Could you retype every line below exactly, omitting the images?

────────

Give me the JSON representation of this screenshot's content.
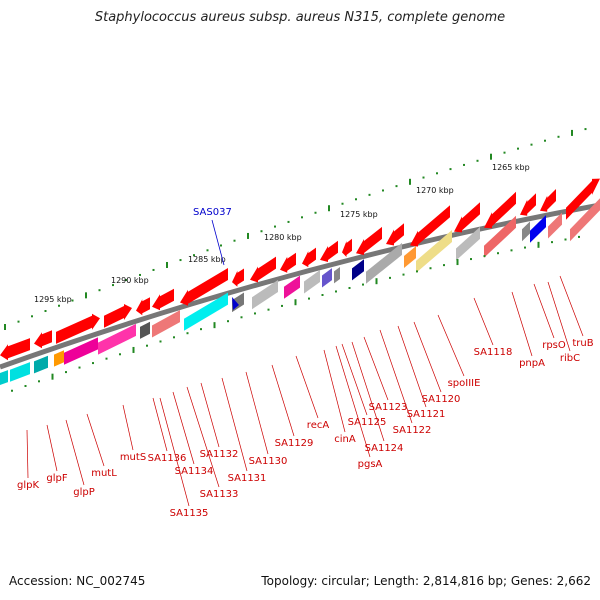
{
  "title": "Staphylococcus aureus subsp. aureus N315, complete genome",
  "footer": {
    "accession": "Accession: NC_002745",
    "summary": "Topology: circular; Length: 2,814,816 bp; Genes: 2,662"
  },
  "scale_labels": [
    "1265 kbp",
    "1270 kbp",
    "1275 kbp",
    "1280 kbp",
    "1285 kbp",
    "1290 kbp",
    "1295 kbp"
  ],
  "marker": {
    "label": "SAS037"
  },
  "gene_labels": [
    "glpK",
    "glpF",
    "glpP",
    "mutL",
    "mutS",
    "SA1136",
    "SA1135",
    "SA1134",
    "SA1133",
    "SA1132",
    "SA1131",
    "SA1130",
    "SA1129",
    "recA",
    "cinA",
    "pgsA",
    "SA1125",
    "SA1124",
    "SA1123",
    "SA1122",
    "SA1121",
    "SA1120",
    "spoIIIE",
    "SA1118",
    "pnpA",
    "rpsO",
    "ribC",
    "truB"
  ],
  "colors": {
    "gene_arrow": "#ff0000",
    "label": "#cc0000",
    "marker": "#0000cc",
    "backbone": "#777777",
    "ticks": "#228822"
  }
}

────────

» Answer box:
Give me the JSON representation of this screenshot's content.
{
  "title": "Staphylococcus aureus subsp. aureus N315, complete genome",
  "footer": {
    "accession": "Accession: NC_002745",
    "summary": "Topology: circular; Length: 2,814,816 bp; Genes: 2,662"
  },
  "scale_labels": [
    "1265 kbp",
    "1270 kbp",
    "1275 kbp",
    "1280 kbp",
    "1285 kbp",
    "1290 kbp",
    "1295 kbp"
  ],
  "marker": {
    "label": "SAS037"
  },
  "gene_labels": [
    "glpK",
    "glpF",
    "glpP",
    "mutL",
    "mutS",
    "SA1136",
    "SA1135",
    "SA1134",
    "SA1133",
    "SA1132",
    "SA1131",
    "SA1130",
    "SA1129",
    "recA",
    "cinA",
    "pgsA",
    "SA1125",
    "SA1124",
    "SA1123",
    "SA1122",
    "SA1121",
    "SA1120",
    "spoIIIE",
    "SA1118",
    "pnpA",
    "rpsO",
    "ribC",
    "truB"
  ],
  "colors": {
    "gene_arrow": "#ff0000",
    "label": "#cc0000",
    "marker": "#0000cc",
    "backbone": "#777777",
    "ticks": "#228822"
  }
}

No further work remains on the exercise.